=== Available records ===

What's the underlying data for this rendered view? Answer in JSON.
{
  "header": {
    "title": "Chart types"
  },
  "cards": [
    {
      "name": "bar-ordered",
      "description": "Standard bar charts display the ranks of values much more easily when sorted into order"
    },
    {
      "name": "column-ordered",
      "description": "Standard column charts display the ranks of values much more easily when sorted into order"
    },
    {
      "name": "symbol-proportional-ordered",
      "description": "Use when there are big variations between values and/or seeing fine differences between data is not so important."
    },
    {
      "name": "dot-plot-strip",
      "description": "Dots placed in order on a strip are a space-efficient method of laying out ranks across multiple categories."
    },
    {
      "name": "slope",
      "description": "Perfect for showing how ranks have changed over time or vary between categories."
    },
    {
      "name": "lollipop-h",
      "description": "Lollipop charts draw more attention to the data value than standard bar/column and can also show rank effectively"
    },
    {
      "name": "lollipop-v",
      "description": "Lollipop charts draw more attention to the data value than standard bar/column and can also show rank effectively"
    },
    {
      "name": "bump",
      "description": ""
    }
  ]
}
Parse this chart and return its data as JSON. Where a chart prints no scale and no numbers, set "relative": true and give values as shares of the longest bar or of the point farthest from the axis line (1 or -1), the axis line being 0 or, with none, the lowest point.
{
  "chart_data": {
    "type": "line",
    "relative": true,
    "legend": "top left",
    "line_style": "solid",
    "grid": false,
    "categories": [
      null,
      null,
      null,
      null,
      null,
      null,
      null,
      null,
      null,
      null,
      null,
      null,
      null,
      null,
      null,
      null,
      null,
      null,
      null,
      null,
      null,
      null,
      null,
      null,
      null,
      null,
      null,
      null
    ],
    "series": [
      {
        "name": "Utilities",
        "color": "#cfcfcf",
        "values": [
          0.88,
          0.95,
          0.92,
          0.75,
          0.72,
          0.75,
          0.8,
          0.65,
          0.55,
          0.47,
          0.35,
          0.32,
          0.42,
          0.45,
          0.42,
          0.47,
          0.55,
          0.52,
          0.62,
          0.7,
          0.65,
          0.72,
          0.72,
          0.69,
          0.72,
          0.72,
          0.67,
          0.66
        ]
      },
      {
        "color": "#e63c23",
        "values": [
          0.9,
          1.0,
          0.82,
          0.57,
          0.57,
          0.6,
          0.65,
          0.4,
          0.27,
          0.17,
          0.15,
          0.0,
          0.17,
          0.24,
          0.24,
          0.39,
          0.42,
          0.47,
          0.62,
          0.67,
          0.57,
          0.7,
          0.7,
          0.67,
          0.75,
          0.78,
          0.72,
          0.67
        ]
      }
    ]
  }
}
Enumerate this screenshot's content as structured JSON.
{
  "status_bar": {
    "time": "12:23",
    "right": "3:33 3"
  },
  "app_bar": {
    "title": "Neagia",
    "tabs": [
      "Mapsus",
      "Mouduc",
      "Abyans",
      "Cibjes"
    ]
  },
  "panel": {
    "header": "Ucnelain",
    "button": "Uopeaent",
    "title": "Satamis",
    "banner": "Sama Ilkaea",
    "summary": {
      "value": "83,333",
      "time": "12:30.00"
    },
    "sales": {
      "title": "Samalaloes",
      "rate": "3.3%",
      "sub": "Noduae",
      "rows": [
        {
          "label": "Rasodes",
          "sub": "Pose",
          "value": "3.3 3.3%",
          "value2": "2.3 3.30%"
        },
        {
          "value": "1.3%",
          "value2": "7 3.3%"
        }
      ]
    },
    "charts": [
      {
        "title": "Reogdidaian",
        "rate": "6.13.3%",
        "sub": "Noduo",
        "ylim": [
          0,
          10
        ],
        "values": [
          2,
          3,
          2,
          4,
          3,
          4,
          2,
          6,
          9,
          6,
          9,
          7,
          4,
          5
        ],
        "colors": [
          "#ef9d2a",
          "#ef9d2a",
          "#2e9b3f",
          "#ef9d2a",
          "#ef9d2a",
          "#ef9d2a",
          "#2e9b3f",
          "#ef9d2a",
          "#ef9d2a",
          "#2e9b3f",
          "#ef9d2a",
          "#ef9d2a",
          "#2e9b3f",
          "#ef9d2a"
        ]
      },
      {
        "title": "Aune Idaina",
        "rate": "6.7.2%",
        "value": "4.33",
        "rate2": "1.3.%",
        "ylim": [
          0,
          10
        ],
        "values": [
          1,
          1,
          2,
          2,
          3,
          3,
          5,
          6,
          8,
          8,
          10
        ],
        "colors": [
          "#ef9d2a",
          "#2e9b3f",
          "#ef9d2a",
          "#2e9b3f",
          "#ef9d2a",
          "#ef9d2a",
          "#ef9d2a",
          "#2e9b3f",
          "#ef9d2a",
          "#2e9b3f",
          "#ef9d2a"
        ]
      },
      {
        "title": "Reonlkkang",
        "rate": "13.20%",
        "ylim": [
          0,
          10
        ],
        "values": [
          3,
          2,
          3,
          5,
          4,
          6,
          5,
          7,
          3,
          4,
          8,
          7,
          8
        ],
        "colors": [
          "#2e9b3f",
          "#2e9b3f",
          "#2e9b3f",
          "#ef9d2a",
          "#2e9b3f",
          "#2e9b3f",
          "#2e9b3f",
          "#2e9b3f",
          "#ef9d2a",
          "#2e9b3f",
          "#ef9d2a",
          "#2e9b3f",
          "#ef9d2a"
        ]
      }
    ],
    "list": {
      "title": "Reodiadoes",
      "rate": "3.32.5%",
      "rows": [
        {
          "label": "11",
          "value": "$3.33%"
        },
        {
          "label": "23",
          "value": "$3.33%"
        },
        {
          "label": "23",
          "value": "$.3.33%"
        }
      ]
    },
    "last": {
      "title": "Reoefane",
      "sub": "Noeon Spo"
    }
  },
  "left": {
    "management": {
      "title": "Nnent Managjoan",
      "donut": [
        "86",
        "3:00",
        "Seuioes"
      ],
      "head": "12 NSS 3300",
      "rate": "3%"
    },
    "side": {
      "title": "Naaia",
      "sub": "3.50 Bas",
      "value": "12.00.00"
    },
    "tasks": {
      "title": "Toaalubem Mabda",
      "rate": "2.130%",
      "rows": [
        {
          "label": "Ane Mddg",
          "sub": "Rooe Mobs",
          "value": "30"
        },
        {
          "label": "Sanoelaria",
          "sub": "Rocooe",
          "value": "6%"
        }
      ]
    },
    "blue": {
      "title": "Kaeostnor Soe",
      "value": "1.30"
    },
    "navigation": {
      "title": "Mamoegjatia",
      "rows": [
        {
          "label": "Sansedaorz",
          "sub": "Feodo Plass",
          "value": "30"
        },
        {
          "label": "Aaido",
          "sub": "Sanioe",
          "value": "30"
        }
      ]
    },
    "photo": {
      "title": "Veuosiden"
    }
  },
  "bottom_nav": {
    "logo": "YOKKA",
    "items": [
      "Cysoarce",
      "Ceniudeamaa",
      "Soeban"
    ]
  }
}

===

→ **Objective**: Copy all lines from the listing that contain "between".

→ **Exercise result**:
      "description": "Use when there are big variations between values and/or seeing fine differences between data is not so important."
      "description": "Perfect for showing how ranks have changed over time or vary between categories."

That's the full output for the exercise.